* [What the task asks] Show every line that has the string "Asociación" in it.

********************

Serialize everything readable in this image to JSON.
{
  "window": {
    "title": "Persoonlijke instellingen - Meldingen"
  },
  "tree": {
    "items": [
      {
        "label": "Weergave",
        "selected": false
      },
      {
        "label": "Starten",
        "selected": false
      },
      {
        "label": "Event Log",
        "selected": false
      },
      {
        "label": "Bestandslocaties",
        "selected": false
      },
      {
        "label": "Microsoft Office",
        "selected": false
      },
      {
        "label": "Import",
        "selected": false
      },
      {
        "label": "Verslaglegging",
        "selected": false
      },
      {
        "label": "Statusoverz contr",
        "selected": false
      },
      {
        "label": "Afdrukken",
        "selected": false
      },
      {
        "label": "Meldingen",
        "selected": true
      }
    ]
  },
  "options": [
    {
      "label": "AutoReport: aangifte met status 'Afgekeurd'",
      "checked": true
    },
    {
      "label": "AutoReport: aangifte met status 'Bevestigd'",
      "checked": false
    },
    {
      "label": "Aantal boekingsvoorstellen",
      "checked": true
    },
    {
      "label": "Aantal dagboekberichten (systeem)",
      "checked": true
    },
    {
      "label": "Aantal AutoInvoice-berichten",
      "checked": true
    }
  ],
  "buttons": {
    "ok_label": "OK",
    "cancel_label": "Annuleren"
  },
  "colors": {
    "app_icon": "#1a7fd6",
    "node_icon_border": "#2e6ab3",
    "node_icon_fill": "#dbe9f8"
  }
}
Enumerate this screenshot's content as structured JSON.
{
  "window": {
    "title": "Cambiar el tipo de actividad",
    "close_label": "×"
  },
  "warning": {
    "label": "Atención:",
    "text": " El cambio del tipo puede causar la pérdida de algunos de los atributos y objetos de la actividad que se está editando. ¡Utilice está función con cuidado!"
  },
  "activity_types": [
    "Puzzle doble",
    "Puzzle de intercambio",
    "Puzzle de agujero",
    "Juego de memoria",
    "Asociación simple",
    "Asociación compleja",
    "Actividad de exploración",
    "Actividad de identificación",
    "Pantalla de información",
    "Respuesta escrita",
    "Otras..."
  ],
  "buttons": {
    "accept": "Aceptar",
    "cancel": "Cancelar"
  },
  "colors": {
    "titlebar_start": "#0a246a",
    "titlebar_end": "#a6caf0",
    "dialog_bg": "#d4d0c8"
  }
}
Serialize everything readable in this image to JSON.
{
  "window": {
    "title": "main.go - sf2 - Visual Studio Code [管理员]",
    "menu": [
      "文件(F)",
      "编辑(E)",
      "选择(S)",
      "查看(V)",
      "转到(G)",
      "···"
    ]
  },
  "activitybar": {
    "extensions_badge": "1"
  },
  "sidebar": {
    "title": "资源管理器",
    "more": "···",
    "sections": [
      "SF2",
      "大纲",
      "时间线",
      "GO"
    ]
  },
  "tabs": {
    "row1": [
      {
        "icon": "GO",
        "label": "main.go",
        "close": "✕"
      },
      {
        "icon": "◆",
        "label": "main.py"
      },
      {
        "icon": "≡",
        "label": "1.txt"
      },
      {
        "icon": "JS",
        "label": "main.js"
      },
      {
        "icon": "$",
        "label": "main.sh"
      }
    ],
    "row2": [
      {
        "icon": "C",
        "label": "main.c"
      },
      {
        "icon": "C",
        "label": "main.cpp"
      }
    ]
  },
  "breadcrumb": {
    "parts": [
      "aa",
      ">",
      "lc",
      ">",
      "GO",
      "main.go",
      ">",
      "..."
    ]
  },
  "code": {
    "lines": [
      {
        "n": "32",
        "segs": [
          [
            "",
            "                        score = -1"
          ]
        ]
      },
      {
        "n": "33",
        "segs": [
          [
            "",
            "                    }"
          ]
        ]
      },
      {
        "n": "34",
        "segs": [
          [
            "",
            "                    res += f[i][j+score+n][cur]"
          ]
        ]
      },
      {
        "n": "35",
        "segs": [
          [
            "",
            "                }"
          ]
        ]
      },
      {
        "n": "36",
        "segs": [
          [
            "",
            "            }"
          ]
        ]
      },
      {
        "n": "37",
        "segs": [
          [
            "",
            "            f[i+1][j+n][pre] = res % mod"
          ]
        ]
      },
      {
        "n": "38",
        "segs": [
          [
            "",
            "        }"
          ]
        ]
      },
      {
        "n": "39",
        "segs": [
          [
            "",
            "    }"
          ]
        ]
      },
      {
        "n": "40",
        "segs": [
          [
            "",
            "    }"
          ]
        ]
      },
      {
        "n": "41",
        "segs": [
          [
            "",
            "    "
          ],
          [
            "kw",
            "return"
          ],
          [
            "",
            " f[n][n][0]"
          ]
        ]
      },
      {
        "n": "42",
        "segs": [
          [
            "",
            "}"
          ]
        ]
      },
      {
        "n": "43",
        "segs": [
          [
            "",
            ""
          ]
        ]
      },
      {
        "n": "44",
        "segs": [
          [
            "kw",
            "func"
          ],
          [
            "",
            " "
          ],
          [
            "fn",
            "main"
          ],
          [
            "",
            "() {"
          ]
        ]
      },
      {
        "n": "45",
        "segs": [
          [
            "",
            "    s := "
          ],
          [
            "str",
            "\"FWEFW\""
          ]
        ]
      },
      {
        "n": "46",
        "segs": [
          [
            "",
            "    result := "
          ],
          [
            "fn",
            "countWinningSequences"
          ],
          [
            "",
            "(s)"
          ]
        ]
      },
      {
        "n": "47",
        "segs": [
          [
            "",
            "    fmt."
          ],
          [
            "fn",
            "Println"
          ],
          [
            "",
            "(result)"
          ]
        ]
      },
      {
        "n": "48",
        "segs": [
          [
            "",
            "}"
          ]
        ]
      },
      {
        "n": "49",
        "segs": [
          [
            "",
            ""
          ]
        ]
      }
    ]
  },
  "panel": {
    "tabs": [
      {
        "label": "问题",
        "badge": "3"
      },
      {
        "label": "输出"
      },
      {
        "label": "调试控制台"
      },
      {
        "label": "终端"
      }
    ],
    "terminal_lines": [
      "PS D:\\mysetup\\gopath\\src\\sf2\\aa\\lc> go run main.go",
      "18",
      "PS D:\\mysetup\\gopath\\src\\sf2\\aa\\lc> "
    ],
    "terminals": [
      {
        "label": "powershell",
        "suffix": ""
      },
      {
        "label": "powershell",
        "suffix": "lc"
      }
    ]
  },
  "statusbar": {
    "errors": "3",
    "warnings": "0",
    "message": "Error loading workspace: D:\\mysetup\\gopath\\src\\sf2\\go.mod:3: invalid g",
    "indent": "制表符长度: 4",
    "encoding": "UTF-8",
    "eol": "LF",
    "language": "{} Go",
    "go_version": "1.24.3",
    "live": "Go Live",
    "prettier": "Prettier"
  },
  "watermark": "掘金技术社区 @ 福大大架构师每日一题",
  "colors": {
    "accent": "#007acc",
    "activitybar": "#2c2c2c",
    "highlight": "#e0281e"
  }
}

********************

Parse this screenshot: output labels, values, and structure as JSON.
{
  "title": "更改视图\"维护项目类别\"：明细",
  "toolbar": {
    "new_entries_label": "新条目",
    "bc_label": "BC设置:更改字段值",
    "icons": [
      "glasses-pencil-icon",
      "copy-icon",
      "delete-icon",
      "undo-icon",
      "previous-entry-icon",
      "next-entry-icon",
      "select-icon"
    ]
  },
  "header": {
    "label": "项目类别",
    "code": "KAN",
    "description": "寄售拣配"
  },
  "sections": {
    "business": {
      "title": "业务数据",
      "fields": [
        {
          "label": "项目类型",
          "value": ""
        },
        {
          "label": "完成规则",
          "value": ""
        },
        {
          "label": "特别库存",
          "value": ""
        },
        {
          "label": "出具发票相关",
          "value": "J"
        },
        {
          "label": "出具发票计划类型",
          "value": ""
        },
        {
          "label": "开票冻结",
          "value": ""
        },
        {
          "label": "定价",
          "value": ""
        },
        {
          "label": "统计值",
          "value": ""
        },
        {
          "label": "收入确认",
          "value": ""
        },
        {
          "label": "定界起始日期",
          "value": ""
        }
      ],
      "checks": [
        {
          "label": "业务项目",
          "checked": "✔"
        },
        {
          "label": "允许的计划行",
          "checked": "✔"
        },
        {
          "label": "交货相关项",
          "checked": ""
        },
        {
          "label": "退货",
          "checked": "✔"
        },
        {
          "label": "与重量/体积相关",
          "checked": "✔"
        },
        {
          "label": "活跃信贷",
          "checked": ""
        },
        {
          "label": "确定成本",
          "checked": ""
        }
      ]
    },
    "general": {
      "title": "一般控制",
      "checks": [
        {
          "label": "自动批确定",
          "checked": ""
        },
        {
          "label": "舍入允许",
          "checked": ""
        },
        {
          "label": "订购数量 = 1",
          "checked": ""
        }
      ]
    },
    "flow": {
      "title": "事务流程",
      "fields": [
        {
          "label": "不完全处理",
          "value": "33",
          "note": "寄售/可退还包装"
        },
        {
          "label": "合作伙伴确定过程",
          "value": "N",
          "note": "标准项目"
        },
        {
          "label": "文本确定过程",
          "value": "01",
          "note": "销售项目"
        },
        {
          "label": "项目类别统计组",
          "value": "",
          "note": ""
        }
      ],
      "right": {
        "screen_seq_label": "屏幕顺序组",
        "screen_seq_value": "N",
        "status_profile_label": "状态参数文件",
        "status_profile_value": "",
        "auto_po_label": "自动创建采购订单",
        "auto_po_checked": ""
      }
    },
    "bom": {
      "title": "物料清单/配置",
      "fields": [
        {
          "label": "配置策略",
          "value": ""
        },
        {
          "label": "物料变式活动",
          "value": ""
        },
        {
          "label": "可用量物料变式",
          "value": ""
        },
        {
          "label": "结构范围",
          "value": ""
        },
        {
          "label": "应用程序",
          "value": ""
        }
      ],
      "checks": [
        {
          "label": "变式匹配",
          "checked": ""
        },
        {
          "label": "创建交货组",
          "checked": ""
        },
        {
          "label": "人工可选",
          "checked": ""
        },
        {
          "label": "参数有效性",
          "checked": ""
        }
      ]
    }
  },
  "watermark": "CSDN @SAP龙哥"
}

********************

* [Complete response]
    "Asociación simple",
    "Asociación compleja",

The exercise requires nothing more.